**Dataset rows**
»»

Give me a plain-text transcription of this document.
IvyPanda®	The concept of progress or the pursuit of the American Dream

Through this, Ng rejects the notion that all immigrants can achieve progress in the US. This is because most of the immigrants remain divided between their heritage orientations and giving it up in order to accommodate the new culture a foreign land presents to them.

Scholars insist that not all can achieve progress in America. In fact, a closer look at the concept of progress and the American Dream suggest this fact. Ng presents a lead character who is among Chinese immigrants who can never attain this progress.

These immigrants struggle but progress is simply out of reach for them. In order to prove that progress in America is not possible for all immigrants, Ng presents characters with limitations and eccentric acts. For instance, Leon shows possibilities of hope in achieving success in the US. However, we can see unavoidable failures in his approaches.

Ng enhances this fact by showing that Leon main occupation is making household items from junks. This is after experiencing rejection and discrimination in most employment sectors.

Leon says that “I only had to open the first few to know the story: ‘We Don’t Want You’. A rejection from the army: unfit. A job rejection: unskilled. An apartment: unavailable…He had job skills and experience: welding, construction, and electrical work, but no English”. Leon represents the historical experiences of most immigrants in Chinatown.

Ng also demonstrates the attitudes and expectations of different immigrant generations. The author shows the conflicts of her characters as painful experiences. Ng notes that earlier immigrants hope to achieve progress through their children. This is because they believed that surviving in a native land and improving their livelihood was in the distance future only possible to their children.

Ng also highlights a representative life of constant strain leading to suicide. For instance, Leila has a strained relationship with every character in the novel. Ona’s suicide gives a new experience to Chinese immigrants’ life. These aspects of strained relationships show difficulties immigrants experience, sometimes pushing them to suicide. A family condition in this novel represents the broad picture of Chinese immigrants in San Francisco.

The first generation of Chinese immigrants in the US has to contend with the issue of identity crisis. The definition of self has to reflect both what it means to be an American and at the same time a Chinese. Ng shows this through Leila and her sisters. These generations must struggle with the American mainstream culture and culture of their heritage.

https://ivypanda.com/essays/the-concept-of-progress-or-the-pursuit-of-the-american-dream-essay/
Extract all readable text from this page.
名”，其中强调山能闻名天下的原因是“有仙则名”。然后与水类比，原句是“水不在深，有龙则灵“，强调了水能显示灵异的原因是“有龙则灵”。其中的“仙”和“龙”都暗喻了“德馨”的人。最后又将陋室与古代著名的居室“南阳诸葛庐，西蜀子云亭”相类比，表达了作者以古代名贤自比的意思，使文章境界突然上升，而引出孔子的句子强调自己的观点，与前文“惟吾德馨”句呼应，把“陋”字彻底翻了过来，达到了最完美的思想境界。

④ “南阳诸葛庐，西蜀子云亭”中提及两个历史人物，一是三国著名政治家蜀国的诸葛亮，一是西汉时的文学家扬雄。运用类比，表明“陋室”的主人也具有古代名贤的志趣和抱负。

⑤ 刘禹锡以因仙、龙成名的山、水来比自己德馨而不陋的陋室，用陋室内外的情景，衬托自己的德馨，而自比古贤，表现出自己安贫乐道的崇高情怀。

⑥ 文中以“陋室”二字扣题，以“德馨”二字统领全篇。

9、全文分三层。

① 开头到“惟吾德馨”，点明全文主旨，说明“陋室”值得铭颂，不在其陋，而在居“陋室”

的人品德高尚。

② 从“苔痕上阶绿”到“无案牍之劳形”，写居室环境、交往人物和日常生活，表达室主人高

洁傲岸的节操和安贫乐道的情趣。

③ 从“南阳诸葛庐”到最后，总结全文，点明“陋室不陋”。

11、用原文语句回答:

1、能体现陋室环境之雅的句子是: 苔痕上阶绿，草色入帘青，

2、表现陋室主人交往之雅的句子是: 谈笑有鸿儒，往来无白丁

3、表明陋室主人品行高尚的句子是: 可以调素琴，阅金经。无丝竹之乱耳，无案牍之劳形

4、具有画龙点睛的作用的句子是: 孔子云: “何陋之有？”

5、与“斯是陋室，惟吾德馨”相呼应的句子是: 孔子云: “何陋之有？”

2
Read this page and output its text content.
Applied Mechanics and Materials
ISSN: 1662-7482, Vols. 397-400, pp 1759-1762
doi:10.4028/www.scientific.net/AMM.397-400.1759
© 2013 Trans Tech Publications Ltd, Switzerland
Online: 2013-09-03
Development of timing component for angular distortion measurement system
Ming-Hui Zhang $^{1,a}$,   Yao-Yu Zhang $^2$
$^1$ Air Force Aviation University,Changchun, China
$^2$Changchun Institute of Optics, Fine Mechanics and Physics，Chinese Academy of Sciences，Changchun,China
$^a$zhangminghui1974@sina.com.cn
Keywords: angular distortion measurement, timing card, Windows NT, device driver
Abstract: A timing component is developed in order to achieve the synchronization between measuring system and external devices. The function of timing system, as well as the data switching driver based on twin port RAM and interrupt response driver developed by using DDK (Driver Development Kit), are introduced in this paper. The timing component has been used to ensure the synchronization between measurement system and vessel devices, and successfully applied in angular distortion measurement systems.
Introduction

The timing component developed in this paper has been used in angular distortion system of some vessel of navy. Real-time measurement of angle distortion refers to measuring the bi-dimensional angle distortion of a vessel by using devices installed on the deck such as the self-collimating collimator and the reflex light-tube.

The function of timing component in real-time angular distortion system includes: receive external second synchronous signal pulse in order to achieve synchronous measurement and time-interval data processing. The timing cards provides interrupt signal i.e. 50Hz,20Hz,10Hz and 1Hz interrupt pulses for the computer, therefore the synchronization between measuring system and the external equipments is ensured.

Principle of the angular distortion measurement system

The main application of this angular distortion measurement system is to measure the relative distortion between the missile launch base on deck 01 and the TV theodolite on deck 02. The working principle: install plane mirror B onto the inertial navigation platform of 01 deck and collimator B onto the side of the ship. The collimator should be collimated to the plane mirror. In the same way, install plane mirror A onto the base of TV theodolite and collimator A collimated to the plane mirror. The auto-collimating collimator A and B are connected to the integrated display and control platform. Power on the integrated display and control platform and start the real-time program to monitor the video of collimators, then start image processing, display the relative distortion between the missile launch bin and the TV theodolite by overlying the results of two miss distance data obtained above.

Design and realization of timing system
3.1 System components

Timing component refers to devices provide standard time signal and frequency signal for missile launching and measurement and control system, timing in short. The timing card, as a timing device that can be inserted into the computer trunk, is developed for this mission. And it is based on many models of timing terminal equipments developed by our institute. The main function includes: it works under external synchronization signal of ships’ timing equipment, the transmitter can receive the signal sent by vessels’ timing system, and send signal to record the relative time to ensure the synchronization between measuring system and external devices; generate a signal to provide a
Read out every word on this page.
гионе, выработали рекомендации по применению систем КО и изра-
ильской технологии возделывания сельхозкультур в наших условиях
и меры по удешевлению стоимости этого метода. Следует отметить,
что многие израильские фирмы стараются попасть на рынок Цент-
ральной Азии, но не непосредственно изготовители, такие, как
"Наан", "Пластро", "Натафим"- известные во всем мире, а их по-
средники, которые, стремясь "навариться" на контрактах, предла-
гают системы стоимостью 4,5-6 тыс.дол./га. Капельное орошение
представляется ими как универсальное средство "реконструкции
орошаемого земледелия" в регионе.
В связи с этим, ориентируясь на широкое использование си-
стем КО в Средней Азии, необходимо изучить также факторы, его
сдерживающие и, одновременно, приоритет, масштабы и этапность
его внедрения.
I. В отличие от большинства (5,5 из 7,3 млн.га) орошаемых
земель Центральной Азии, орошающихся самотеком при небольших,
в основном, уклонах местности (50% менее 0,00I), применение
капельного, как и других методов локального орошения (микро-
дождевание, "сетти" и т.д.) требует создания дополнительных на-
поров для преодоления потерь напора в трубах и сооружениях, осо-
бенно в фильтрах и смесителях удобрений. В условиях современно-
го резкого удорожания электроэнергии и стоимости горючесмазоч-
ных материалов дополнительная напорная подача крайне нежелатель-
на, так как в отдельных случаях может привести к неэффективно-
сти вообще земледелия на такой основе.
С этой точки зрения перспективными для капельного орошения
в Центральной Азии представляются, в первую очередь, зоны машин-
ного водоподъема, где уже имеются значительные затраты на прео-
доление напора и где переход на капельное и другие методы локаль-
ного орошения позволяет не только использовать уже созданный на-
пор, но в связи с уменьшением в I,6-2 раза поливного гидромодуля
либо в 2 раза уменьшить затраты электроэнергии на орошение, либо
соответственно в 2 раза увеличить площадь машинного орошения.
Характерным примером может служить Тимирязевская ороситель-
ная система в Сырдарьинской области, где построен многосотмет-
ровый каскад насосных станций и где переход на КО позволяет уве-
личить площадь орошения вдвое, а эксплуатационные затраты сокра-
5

««

**Goal**
Go through the records. Copy each line where "with" appears.

**Solution to this task**
These immigrants struggle but progress is simply out of reach for them. In order to prove that progress in America is not possible for all immigrants, Ng presents characters with limitations and eccentric acts. For instance, Leon shows possibilities of hope in achieving success in the US. However, we can see unavoidable failures in his approaches.
Ng also highlights a representative life of constant strain leading to suicide. For instance, Leila has a strained relationship with every character in the novel. Ona’s suicide gives a new experience to Chinese immigrants’ life. These aspects of strained relationships show difficulties immigrants experience, sometimes pushing them to suicide. A family condition in this novel represents the broad picture of Chinese immigrants in San Francisco.
The first generation of Chinese immigrants in the US has to contend with the issue of identity crisis. The definition of self has to reflect both what it means to be an American and at the same time a Chinese. Ng shows this through Leila and her sisters. These generations must struggle with the American mainstream culture and culture of their heritage.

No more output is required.